Collection entries:
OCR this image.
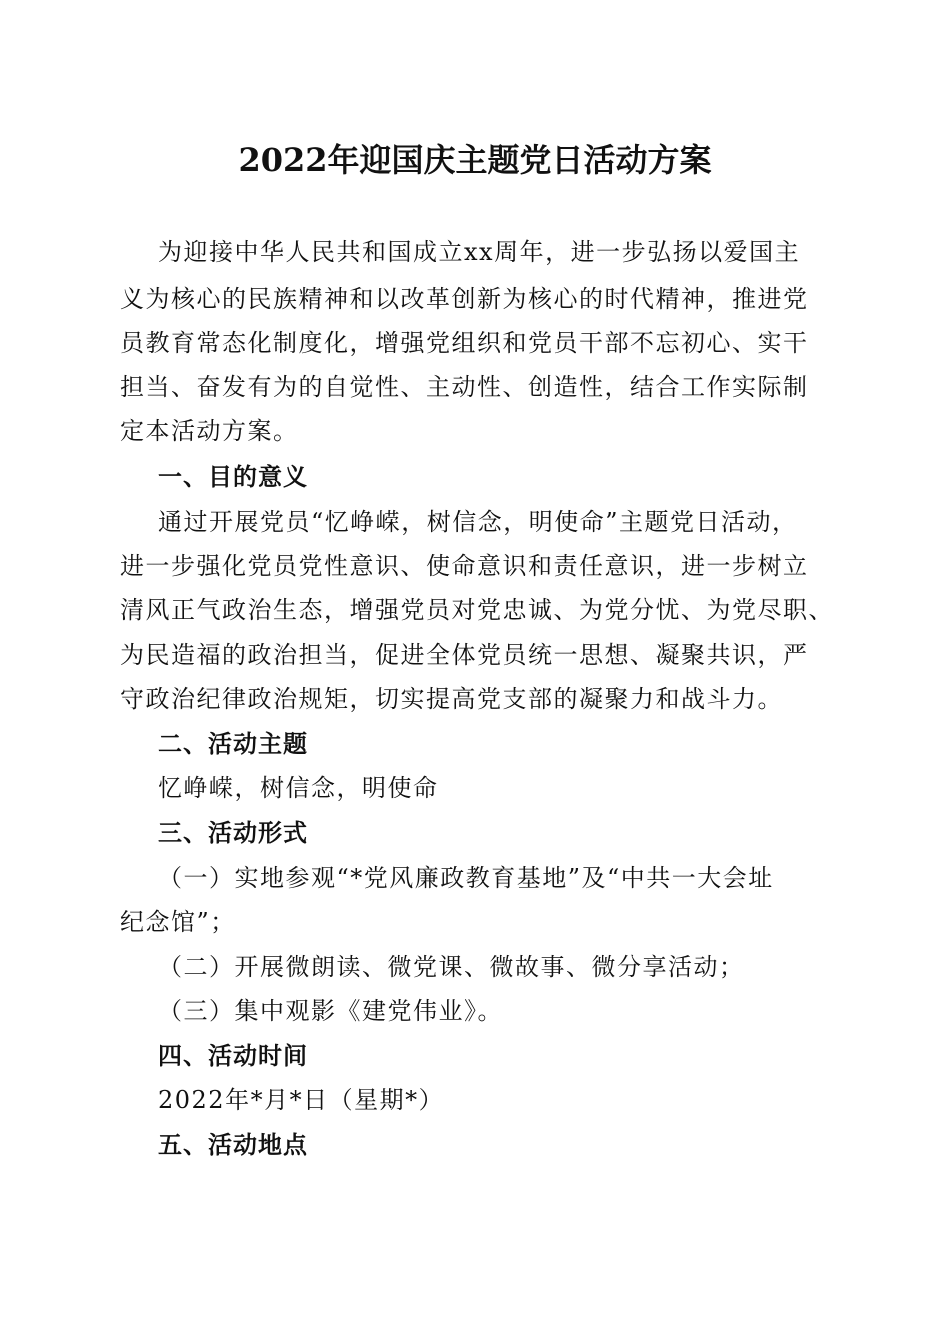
2022年迎国庆主题党日活动方案
为迎接中华人民共和国成立xx周年，进一步弘扬以爱国主
义为核心的民族精神和以改革创新为核心的时代精神，推进党
员教育常态化制度化，增强党组织和党员干部不忘初心、实干
担当、奋发有为的自觉性、主动性、创造性，结合工作实际制
定本活动方案。
一、目的意义
通过开展党员“忆峥嵘，树信念，明使命”主题党日活动，
进一步强化党员党性意识、使命意识和责任意识，进一步树立
清风正气政治生态，增强党员对党忠诚、为党分忧、为党尽职、
为民造福的政治担当，促进全体党员统一思想、凝聚共识，严
守政治纪律政治规矩，切实提高党支部的凝聚力和战斗力。
二、活动主题
忆峥嵘，树信念，明使命
三、活动形式
（一）实地参观“*党风廉政教育基地”及“中共一大会址
纪念馆”；
（二）开展微朗读、微党课、微故事、微分享活动；
（三）集中观影《建党伟业》。
四、活动时间
2022年*月*日（星期*）
五、活动地点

● SHORT TASK
Restate the data above word for word. Skip every picture.

● WRITTEN RESPONSE
OCR this image.
2022年迎国庆主题党日活动方案
为迎接中华人民共和国成立xx周年，进一步弘扬以爱国主
义为核心的民族精神和以改革创新为核心的时代精神，推进党
员教育常态化制度化，增强党组织和党员干部不忘初心、实干
担当、奋发有为的自觉性、主动性、创造性，结合工作实际制
定本活动方案。
一、目的意义
通过开展党员“忆峥嵘，树信念，明使命”主题党日活动，
进一步强化党员党性意识、使命意识和责任意识，进一步树立
清风正气政治生态，增强党员对党忠诚、为党分忧、为党尽职、
为民造福的政治担当，促进全体党员统一思想、凝聚共识，严
守政治纪律政治规矩，切实提高党支部的凝聚力和战斗力。
二、活动主题
忆峥嵘，树信念，明使命
三、活动形式
（一）实地参观“*党风廉政教育基地”及“中共一大会址
纪念馆”；
（二）开展微朗读、微党课、微故事、微分享活动；
（三）集中观影《建党伟业》。
四、活动时间
2022年*月*日（星期*）
五、活动地点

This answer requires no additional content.